_WRITTEN REQUEST_: From the listing below, pull each line that includes "Purtaţi".

_EXCERPTED RECORDS_:

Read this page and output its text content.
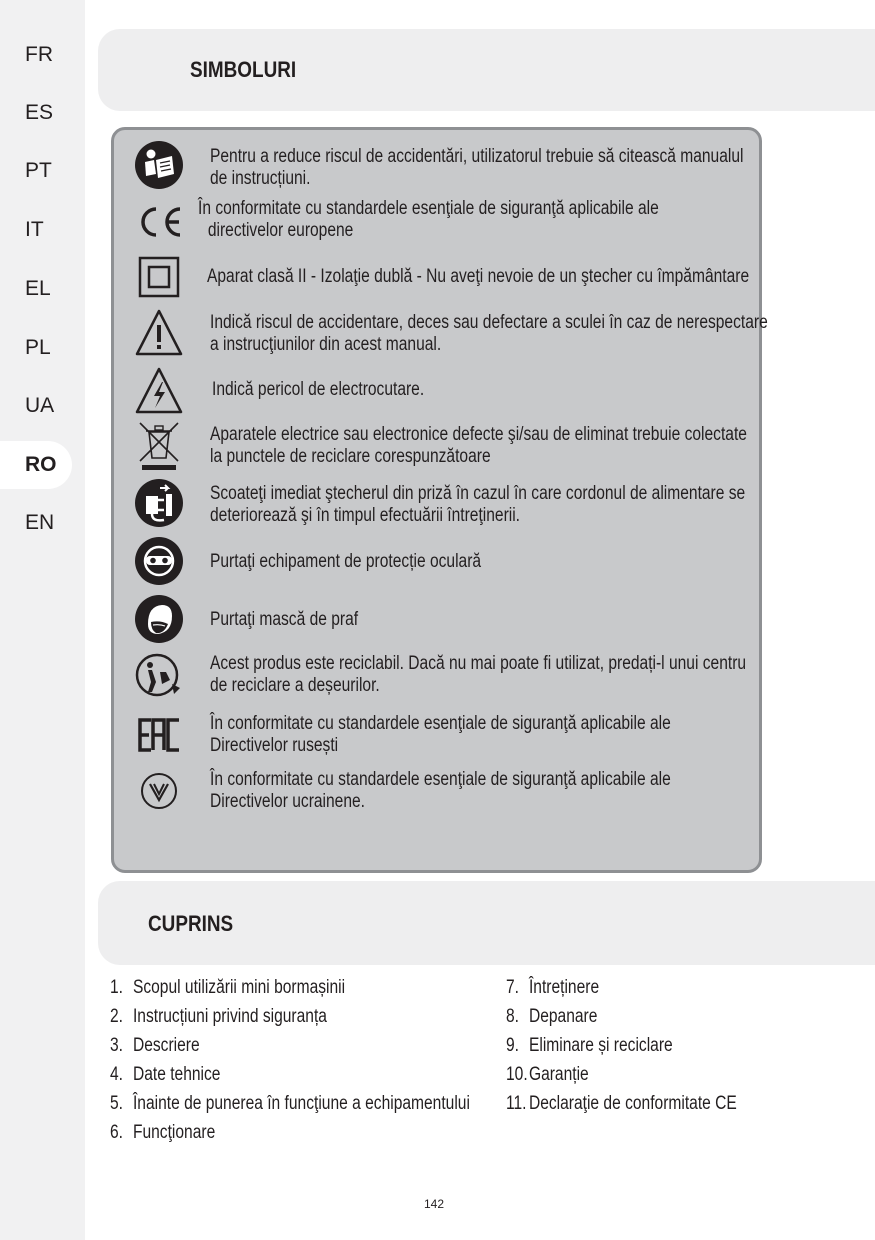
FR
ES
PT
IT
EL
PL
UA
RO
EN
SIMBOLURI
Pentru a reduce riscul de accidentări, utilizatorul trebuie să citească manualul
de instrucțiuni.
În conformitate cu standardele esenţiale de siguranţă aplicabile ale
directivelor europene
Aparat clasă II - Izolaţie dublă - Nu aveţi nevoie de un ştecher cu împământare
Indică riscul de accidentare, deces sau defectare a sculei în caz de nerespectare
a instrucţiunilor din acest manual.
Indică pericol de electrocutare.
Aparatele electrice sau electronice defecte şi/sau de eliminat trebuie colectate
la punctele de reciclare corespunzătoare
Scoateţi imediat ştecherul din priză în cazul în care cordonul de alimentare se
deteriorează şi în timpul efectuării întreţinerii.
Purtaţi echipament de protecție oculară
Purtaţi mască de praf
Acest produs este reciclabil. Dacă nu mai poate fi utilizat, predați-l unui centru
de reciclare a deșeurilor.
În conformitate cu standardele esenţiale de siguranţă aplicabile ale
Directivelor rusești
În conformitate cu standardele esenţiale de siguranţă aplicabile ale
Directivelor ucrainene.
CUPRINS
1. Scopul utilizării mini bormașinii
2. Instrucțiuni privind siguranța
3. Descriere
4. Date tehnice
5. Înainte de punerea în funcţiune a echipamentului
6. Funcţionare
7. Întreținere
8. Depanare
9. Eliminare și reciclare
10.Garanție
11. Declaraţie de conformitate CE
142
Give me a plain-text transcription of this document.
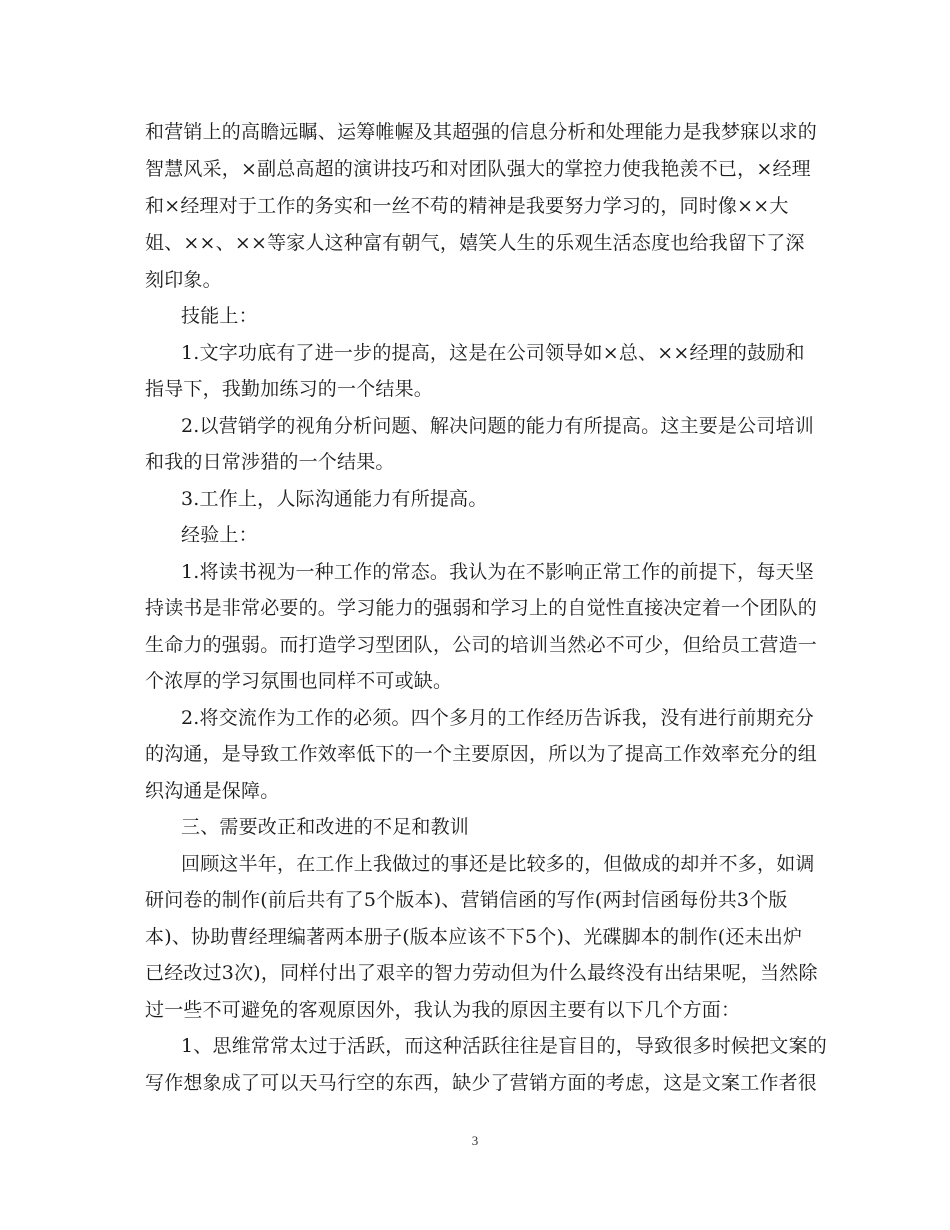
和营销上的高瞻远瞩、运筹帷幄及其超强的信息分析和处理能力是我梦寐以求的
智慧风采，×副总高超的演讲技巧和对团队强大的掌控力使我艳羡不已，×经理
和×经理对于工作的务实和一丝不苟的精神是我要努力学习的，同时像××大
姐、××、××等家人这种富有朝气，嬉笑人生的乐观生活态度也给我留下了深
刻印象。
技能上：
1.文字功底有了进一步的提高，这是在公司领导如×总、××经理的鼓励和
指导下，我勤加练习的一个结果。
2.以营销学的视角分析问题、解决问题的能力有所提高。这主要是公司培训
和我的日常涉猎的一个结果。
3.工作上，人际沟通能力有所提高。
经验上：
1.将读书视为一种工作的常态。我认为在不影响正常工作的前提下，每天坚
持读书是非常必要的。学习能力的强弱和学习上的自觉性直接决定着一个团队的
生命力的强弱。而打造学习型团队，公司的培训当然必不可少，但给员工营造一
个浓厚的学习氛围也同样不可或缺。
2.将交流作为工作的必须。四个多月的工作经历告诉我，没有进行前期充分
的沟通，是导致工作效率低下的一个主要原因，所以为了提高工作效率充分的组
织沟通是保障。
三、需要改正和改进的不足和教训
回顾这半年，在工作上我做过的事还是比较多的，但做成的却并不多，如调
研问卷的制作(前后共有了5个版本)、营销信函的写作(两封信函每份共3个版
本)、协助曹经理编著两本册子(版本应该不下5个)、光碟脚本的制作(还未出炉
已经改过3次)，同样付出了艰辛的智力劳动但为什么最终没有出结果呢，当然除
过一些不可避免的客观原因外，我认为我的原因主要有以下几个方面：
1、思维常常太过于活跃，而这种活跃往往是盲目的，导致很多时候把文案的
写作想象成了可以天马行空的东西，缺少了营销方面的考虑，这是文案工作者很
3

_ANSWER TO THE PROBLEM_:
Purtaţi echipament de protecție oculară
Purtaţi mască de praf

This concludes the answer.